━━━━━ RECORDS PROVIDED

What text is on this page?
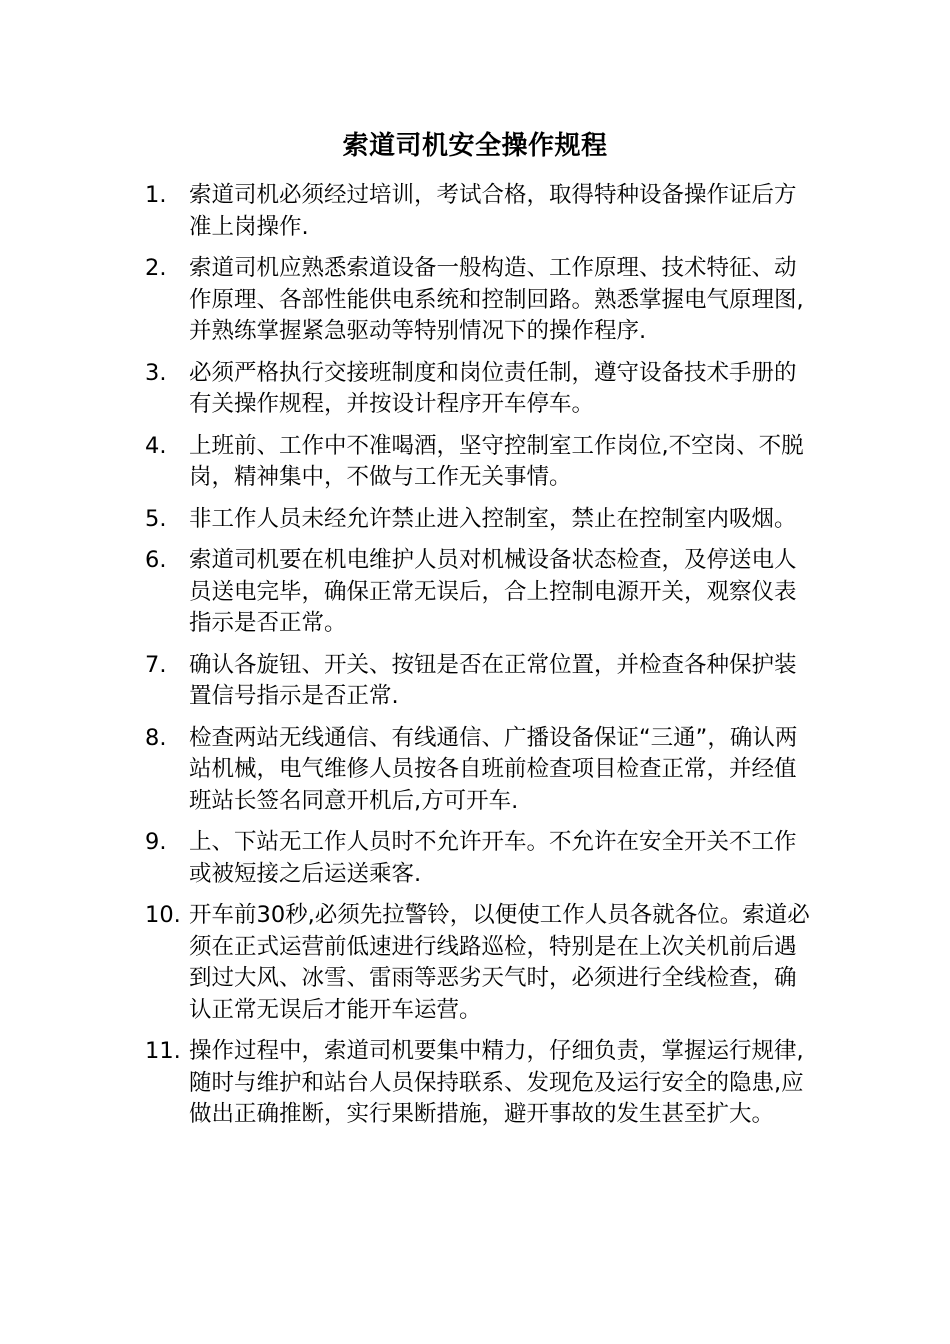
索道司机安全操作规程
1.	索道司机必须经过培训，考试合格，取得特种设备操作证后方准上岗操作.
2.	索道司机应熟悉索道设备一般构造、工作原理、技术特征、动作原理、各部性能供电系统和控制回路。熟悉掌握电气原理图,并熟练掌握紧急驱动等特别情况下的操作程序.
3.	必须严格执行交接班制度和岗位责任制，遵守设备技术手册的有关操作规程，并按设计程序开车停车。
4.	上班前、工作中不准喝酒，坚守控制室工作岗位,不空岗、不脱岗，精神集中，不做与工作无关事情。
5.	非工作人员未经允许禁止进入控制室，禁止在控制室内吸烟。
6.	索道司机要在机电维护人员对机械设备状态检查，及停送电人员送电完毕，确保正常无误后，合上控制电源开关，观察仪表指示是否正常。
7.	确认各旋钮、开关、按钮是否在正常位置，并检查各种保护装置信号指示是否正常.
8.	检查两站无线通信、有线通信、广播设备保证“三通”，确认两站机械，电气维修人员按各自班前检查项目检查正常，并经值班站长签名同意开机后,方可开车.
9.	上、下站无工作人员时不允许开车。不允许在安全开关不工作或被短接之后运送乘客.
10. 开车前30秒,必须先拉警铃，以便使工作人员各就各位。索道必须在正式运营前低速进行线路巡检，特别是在上次关机前后遇到过大风、冰雪、雷雨等恶劣天气时，必须进行全线检查，确认正常无误后才能开车运营。
11. 操作过程中，索道司机要集中精力，仔细负责，掌握运行规律,随时与维护和站台人员保持联系、发现危及运行安全的隐患,应做出正确推断，实行果断措施，避开事故的发生甚至扩大。
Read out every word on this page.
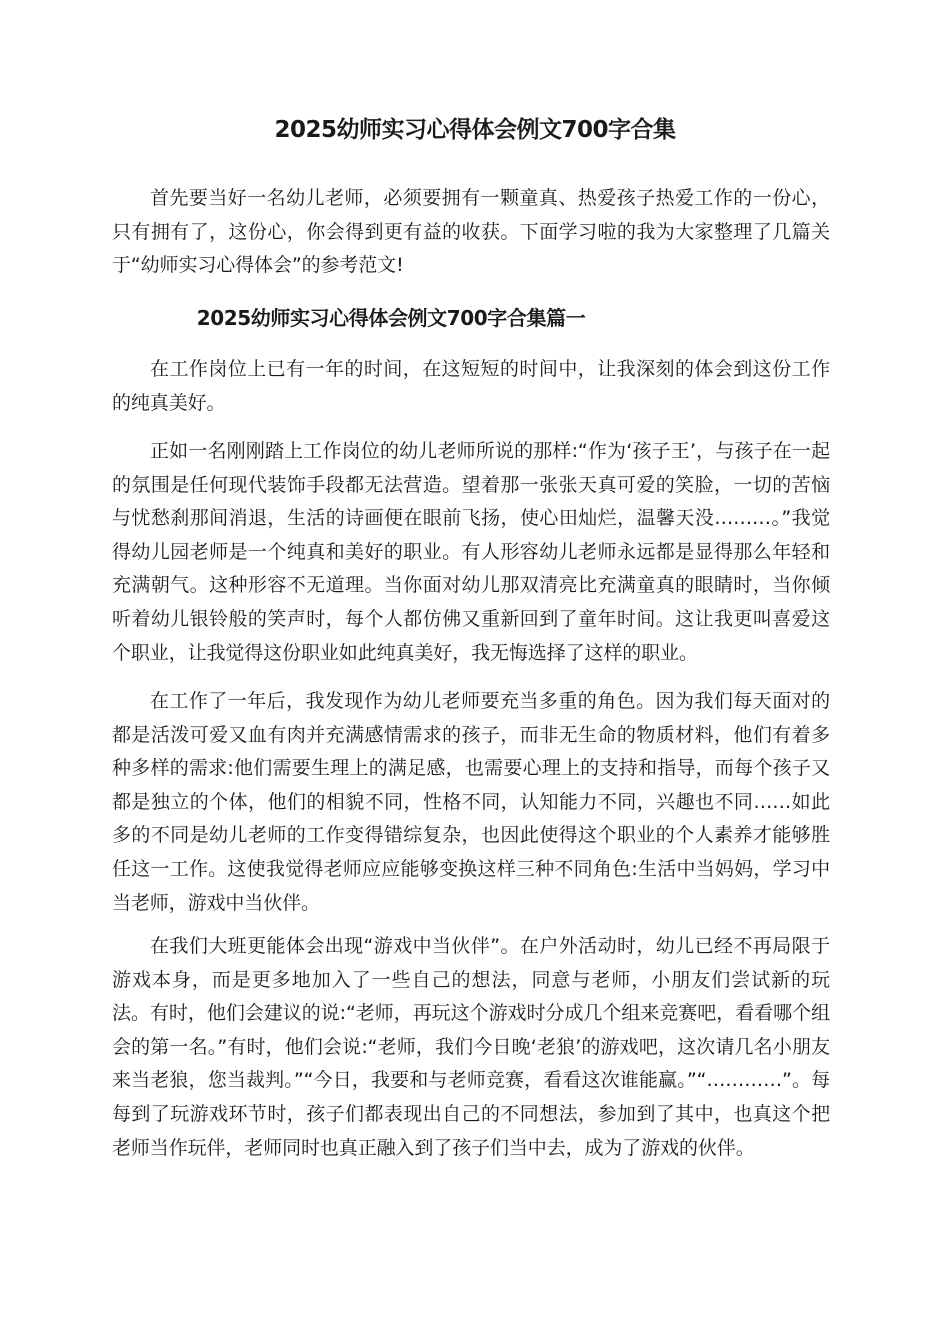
2025幼师实习心得体会例文700字合集

首先要当好一名幼儿老师，必须要拥有一颗童真、热爱孩子热爱工作的一份心，只有拥有了，这份心，你会得到更有益的收获。下面学习啦的我为大家整理了几篇关于“幼师实习心得体会”的参考范文!

2025幼师实习心得体会例文700字合集篇一

在工作岗位上已有一年的时间，在这短短的时间中，让我深刻的体会到这份工作的纯真美好。

正如一名刚刚踏上工作岗位的幼儿老师所说的那样:“作为‘孩子王’，与孩子在一起的氛围是任何现代装饰手段都无法营造。望着那一张张天真可爱的笑脸，一切的苦恼与忧愁刹那间消退，生活的诗画便在眼前飞扬，使心田灿烂，温馨天没………。”我觉得幼儿园老师是一个纯真和美好的职业。有人形容幼儿老师永远都是显得那么年轻和充满朝气。这种形容不无道理。当你面对幼儿那双清亮比充满童真的眼睛时，当你倾听着幼儿银铃般的笑声时，每个人都仿佛又重新回到了童年时间。这让我更叫喜爱这个职业，让我觉得这份职业如此纯真美好，我无悔选择了这样的职业。

在工作了一年后，我发现作为幼儿老师要充当多重的角色。因为我们每天面对的都是活泼可爱又血有肉并充满感情需求的孩子，而非无生命的物质材料，他们有着多种多样的需求:他们需要生理上的满足感，也需要心理上的支持和指导，而每个孩子又都是独立的个体，他们的相貌不同，性格不同，认知能力不同，兴趣也不同……如此多的不同是幼儿老师的工作变得错综复杂，也因此使得这个职业的个人素养才能够胜任这一工作。这使我觉得老师应应能够变换这样三种不同角色:生活中当妈妈，学习中当老师，游戏中当伙伴。

在我们大班更能体会出现“游戏中当伙伴”。在户外活动时，幼儿已经不再局限于游戏本身，而是更多地加入了一些自己的想法，同意与老师，小朋友们尝试新的玩法。有时，他们会建议的说:“老师，再玩这个游戏时分成几个组来竞赛吧，看看哪个组会的第一名。”有时，他们会说:“老师，我们今日晚‘老狼’的游戏吧，这次请几名小朋友来当老狼，您当裁判。”“今日，我要和与老师竞赛，看看这次谁能赢。”“…………”。每每到了玩游戏环节时，孩子们都表现出自己的不同想法，参加到了其中，也真这个把老师当作玩伴，老师同时也真正融入到了孩子们当中去，成为了游戏的伙伴。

━━━━━━━━━━

• REQUIRED WORK:
Reproduce the entries above exactly. Do not include the images.

• RESULT FOR THIS EXERCISE:
What text is on this page?
索道司机安全操作规程
1.	索道司机必须经过培训，考试合格，取得特种设备操作证后方准上岗操作.
2.	索道司机应熟悉索道设备一般构造、工作原理、技术特征、动作原理、各部性能供电系统和控制回路。熟悉掌握电气原理图,并熟练掌握紧急驱动等特别情况下的操作程序.
3.	必须严格执行交接班制度和岗位责任制，遵守设备技术手册的有关操作规程，并按设计程序开车停车。
4.	上班前、工作中不准喝酒，坚守控制室工作岗位,不空岗、不脱岗，精神集中，不做与工作无关事情。
5.	非工作人员未经允许禁止进入控制室，禁止在控制室内吸烟。
6.	索道司机要在机电维护人员对机械设备状态检查，及停送电人员送电完毕，确保正常无误后，合上控制电源开关，观察仪表指示是否正常。
7.	确认各旋钮、开关、按钮是否在正常位置，并检查各种保护装置信号指示是否正常.
8.	检查两站无线通信、有线通信、广播设备保证“三通”，确认两站机械，电气维修人员按各自班前检查项目检查正常，并经值班站长签名同意开机后,方可开车.
9.	上、下站无工作人员时不允许开车。不允许在安全开关不工作或被短接之后运送乘客.
10. 开车前30秒,必须先拉警铃，以便使工作人员各就各位。索道必须在正式运营前低速进行线路巡检，特别是在上次关机前后遇到过大风、冰雪、雷雨等恶劣天气时，必须进行全线检查，确认正常无误后才能开车运营。
11. 操作过程中，索道司机要集中精力，仔细负责，掌握运行规律,随时与维护和站台人员保持联系、发现危及运行安全的隐患,应做出正确推断，实行果断措施，避开事故的发生甚至扩大。
Read out every word on this page.
2025幼师实习心得体会例文700字合集

首先要当好一名幼儿老师，必须要拥有一颗童真、热爱孩子热爱工作的一份心，只有拥有了，这份心，你会得到更有益的收获。下面学习啦的我为大家整理了几篇关于“幼师实习心得体会”的参考范文!

2025幼师实习心得体会例文700字合集篇一

在工作岗位上已有一年的时间，在这短短的时间中，让我深刻的体会到这份工作的纯真美好。

正如一名刚刚踏上工作岗位的幼儿老师所说的那样:“作为‘孩子王’，与孩子在一起的氛围是任何现代装饰手段都无法营造。望着那一张张天真可爱的笑脸，一切的苦恼与忧愁刹那间消退，生活的诗画便在眼前飞扬，使心田灿烂，温馨天没………。”我觉得幼儿园老师是一个纯真和美好的职业。有人形容幼儿老师永远都是显得那么年轻和充满朝气。这种形容不无道理。当你面对幼儿那双清亮比充满童真的眼睛时，当你倾听着幼儿银铃般的笑声时，每个人都仿佛又重新回到了童年时间。这让我更叫喜爱这个职业，让我觉得这份职业如此纯真美好，我无悔选择了这样的职业。

在工作了一年后，我发现作为幼儿老师要充当多重的角色。因为我们每天面对的都是活泼可爱又血有肉并充满感情需求的孩子，而非无生命的物质材料，他们有着多种多样的需求:他们需要生理上的满足感，也需要心理上的支持和指导，而每个孩子又都是独立的个体，他们的相貌不同，性格不同，认知能力不同，兴趣也不同……如此多的不同是幼儿老师的工作变得错综复杂，也因此使得这个职业的个人素养才能够胜任这一工作。这使我觉得老师应应能够变换这样三种不同角色:生活中当妈妈，学习中当老师，游戏中当伙伴。

在我们大班更能体会出现“游戏中当伙伴”。在户外活动时，幼儿已经不再局限于游戏本身，而是更多地加入了一些自己的想法，同意与老师，小朋友们尝试新的玩法。有时，他们会建议的说:“老师，再玩这个游戏时分成几个组来竞赛吧，看看哪个组会的第一名。”有时，他们会说:“老师，我们今日晚‘老狼’的游戏吧，这次请几名小朋友来当老狼，您当裁判。”“今日，我要和与老师竞赛，看看这次谁能赢。”“…………”。每每到了玩游戏环节时，孩子们都表现出自己的不同想法，参加到了其中，也真这个把老师当作玩伴，老师同时也真正融入到了孩子们当中去，成为了游戏的伙伴。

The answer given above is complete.